**Instructions:**
a) In the article on Old Dominion's new basketball coach, who did Nikki McCray-Penson play for at Tennessee?
b) Carry the article on Old Dominion's new basketball coach forward from its final sentence.
-- begin Selected excerpt --
We expect Nikki McCray-Penson will be announced as Old Dominion's new basketball coach on Wednesday, according to multiple sources.
Stay tuned, but for now our take is this: Great hire.
A few weeks ago, a reader suggested ODU athletic director Wood Selig dial up Chris Dailey, Geno's right hand. That would be a no-go, of course; Dailey isn't leaving Storrs right now. But if you want an assistant coach to be your next head coach, why not have her hail from a program that just made history by winning its first national championship?
McCray-Penson played for Pat Summitt at Tennessee. She's coached alongside Dawn Staley at South Carolina since 2008. The Gamecocks, of course, beat Mississippi State to win their first national championship in 2017; they've had six 25-win seasons, finishing in the top four in each of the last six seasons. That's in the SEC, by the way, Everest, in comparison to the Blue Ridge of leagues, Conference USA.
McCray-Penson's main job has been recruiter; South Carolina boasted the nation's No. 2 class and top player in the country in 2014, A'Ja Wilson.
McCray-Penson shares the Western Kentucky tie with Selig, spending two seasons there before joining Staley in Columbia.
-- end Selected excerpt --
-- begin Record extracts --
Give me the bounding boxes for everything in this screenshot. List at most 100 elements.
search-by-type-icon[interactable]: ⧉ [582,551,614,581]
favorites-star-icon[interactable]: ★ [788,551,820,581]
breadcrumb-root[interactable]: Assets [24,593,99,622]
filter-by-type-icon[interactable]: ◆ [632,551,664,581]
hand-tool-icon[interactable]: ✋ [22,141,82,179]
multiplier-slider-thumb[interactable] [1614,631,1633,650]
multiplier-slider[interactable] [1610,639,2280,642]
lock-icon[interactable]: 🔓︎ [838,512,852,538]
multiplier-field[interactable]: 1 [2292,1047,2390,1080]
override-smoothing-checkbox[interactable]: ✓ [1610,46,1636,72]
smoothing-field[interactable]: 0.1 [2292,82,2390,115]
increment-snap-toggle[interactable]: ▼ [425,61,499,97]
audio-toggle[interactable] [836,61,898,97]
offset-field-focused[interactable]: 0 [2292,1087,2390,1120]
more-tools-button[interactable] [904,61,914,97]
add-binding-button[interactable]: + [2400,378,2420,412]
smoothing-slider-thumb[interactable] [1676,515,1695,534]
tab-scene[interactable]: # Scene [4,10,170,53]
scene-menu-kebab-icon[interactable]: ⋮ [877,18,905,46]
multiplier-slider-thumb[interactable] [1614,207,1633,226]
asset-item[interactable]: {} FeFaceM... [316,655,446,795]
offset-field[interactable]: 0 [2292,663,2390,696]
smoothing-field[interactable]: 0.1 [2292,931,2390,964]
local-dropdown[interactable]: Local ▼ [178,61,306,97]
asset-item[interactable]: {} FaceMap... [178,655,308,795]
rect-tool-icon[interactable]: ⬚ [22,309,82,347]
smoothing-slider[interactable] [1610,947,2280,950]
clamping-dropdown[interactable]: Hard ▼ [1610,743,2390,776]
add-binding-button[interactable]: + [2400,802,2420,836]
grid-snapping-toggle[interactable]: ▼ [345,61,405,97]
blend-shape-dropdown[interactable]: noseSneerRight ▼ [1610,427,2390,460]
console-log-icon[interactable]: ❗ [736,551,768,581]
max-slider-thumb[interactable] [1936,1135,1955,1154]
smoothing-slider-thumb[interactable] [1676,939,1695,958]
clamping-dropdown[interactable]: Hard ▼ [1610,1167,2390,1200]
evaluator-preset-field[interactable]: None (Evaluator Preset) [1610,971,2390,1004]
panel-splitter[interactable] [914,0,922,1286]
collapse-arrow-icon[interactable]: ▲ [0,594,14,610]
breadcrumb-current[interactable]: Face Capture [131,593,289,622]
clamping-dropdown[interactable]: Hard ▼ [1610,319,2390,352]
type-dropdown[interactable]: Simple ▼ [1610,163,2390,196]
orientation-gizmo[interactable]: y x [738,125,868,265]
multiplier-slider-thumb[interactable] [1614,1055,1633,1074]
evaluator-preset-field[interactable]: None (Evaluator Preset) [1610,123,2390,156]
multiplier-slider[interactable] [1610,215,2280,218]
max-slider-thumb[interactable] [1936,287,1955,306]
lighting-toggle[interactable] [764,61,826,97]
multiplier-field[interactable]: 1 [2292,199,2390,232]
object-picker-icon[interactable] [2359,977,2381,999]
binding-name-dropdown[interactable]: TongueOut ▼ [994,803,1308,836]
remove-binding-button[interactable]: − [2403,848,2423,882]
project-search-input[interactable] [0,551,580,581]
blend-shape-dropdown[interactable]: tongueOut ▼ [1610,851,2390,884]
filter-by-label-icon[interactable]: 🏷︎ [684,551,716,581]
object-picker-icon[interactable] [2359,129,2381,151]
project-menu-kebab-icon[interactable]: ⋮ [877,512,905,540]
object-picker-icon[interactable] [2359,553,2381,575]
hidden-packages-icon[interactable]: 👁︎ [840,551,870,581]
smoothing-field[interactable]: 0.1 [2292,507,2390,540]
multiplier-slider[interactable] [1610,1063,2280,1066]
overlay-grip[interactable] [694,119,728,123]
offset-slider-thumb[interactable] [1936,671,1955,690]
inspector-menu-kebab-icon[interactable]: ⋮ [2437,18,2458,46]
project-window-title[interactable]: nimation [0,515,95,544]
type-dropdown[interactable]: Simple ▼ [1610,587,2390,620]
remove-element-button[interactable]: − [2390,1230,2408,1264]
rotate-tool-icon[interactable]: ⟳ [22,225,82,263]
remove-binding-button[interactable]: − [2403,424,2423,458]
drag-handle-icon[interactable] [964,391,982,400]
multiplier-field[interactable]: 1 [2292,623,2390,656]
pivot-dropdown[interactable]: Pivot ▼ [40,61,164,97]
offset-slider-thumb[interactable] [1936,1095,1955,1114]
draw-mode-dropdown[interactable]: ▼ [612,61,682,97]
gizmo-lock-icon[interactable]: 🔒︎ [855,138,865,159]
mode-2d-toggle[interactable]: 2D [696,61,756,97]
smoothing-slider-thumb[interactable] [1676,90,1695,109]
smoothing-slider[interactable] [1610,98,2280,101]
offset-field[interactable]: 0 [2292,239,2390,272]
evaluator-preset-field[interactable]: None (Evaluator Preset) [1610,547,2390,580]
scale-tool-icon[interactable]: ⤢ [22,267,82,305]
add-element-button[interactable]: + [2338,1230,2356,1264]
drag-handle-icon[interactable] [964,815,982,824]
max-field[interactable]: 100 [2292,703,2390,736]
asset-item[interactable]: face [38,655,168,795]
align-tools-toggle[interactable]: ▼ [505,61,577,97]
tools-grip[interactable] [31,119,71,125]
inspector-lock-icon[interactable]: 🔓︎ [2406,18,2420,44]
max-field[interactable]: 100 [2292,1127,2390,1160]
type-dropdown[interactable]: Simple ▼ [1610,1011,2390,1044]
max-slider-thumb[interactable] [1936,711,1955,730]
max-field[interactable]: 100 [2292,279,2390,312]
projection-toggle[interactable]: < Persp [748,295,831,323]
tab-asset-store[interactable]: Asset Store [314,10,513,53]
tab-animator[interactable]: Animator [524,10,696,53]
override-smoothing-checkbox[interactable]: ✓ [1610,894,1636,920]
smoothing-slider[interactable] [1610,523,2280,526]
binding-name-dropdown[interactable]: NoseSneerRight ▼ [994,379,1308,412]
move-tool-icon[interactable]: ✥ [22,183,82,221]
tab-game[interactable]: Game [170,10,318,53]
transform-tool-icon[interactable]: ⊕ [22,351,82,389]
-- end Record extracts --
**Written responses:**
a) Pat Summitt

b)
The Women's Basketball 2012 Hall of Fame inductee is a two-time Olympic gold medal winner who had an 11-year playing career that includes three years as a WNBA All-Star. In 1996-97, she was the now-defunct American Basketball League's MVP.
Then there's the Knoxville connection. McCray played for Summitt at Tennessee, where she was an All-American and SEC Player of the Year as a junior and senior. She graduated in 1995.
That's quite a resume to bring to Norfolk, where frankly, she inherits a declining program. ODU hasn't sniffed the NCAA tournament since a 2008 appearance. They're nothing special in a mediocre conference. Attendance is awful -- almost as bad as a home schedule that has given fans little reason to come. ODU hasn't had a significant victory in six years unless you count a WNIT first-rounder over Virginia and upsetting UTEP to reach the 2016 CUSA championship game. The Lady Monarchs, save for GG Goodhope prior to her transfer, have had nothing close to a point guard since the Wendy Larry days.
What a blow when Shae Kelley announced in 2014 she was leaving the program to play her final year at Minnesota because she wanted a bigger stage in hopes of improving her chances at the WNBA. Kudos to Jennie Simms, a Washington Mystics rookie, for reaching that level after three years at ODU yet what a shame that Simms did not have enough around her to ever reach an NCAA tournament.
Three players have announced transferred; among them 6-3 center Manaya Jones, now at Memphis, had the most potential and is the biggest loss.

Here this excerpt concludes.